[Given exercise] Would you quote the material below in full and unchanged?
─── Material shown
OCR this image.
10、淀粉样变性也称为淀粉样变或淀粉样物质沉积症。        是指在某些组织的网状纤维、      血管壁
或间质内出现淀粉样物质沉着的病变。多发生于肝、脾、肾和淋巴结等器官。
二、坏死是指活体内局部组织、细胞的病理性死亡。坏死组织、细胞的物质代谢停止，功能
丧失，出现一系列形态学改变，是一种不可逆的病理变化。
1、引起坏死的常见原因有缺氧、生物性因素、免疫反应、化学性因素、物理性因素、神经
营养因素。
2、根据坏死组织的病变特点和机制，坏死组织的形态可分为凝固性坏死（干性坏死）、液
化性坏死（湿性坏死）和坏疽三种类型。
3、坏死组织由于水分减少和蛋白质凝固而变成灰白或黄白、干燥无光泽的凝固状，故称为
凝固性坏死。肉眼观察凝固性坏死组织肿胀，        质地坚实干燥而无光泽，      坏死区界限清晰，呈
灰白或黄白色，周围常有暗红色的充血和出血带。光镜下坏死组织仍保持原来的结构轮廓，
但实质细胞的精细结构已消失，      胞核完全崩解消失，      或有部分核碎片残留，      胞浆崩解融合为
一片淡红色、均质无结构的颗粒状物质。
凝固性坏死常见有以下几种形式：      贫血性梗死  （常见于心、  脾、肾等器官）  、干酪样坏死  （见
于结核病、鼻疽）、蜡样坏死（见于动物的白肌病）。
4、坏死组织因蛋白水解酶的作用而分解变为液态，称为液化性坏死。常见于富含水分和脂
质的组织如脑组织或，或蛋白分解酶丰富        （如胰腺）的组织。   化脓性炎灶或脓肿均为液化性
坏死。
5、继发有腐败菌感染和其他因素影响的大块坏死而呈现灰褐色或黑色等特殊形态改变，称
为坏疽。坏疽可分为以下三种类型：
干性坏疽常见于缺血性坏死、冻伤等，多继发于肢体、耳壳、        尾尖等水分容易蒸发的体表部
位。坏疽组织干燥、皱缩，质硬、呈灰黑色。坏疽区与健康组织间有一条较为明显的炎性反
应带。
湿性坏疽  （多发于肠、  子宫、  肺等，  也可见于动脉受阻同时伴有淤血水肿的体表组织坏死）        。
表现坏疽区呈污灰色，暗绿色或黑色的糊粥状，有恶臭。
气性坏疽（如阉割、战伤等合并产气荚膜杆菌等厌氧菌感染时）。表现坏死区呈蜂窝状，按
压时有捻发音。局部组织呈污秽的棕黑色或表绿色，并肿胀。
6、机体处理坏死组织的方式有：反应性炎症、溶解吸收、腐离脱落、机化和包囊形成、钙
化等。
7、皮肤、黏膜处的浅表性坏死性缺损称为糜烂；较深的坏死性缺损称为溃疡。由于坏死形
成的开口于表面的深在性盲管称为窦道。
──────
[Exercise output]
OCR this image.
10、淀粉样变性也称为淀粉样变或淀粉样物质沉积症。        是指在某些组织的网状纤维、      血管壁
或间质内出现淀粉样物质沉着的病变。多发生于肝、脾、肾和淋巴结等器官。
二、坏死是指活体内局部组织、细胞的病理性死亡。坏死组织、细胞的物质代谢停止，功能
丧失，出现一系列形态学改变，是一种不可逆的病理变化。
1、引起坏死的常见原因有缺氧、生物性因素、免疫反应、化学性因素、物理性因素、神经
营养因素。
2、根据坏死组织的病变特点和机制，坏死组织的形态可分为凝固性坏死（干性坏死）、液
化性坏死（湿性坏死）和坏疽三种类型。
3、坏死组织由于水分减少和蛋白质凝固而变成灰白或黄白、干燥无光泽的凝固状，故称为
凝固性坏死。肉眼观察凝固性坏死组织肿胀，        质地坚实干燥而无光泽，      坏死区界限清晰，呈
灰白或黄白色，周围常有暗红色的充血和出血带。光镜下坏死组织仍保持原来的结构轮廓，
但实质细胞的精细结构已消失，      胞核完全崩解消失，      或有部分核碎片残留，      胞浆崩解融合为
一片淡红色、均质无结构的颗粒状物质。
凝固性坏死常见有以下几种形式：      贫血性梗死  （常见于心、  脾、肾等器官）  、干酪样坏死  （见
于结核病、鼻疽）、蜡样坏死（见于动物的白肌病）。
4、坏死组织因蛋白水解酶的作用而分解变为液态，称为液化性坏死。常见于富含水分和脂
质的组织如脑组织或，或蛋白分解酶丰富        （如胰腺）的组织。   化脓性炎灶或脓肿均为液化性
坏死。
5、继发有腐败菌感染和其他因素影响的大块坏死而呈现灰褐色或黑色等特殊形态改变，称
为坏疽。坏疽可分为以下三种类型：
干性坏疽常见于缺血性坏死、冻伤等，多继发于肢体、耳壳、        尾尖等水分容易蒸发的体表部
位。坏疽组织干燥、皱缩，质硬、呈灰黑色。坏疽区与健康组织间有一条较为明显的炎性反
应带。
湿性坏疽  （多发于肠、  子宫、  肺等，  也可见于动脉受阻同时伴有淤血水肿的体表组织坏死）        。
表现坏疽区呈污灰色，暗绿色或黑色的糊粥状，有恶臭。
气性坏疽（如阉割、战伤等合并产气荚膜杆菌等厌氧菌感染时）。表现坏死区呈蜂窝状，按
压时有捻发音。局部组织呈污秽的棕黑色或表绿色，并肿胀。
6、机体处理坏死组织的方式有：反应性炎症、溶解吸收、腐离脱落、机化和包囊形成、钙
化等。
7、皮肤、黏膜处的浅表性坏死性缺损称为糜烂；较深的坏死性缺损称为溃疡。由于坏死形
成的开口于表面的深在性盲管称为窦道。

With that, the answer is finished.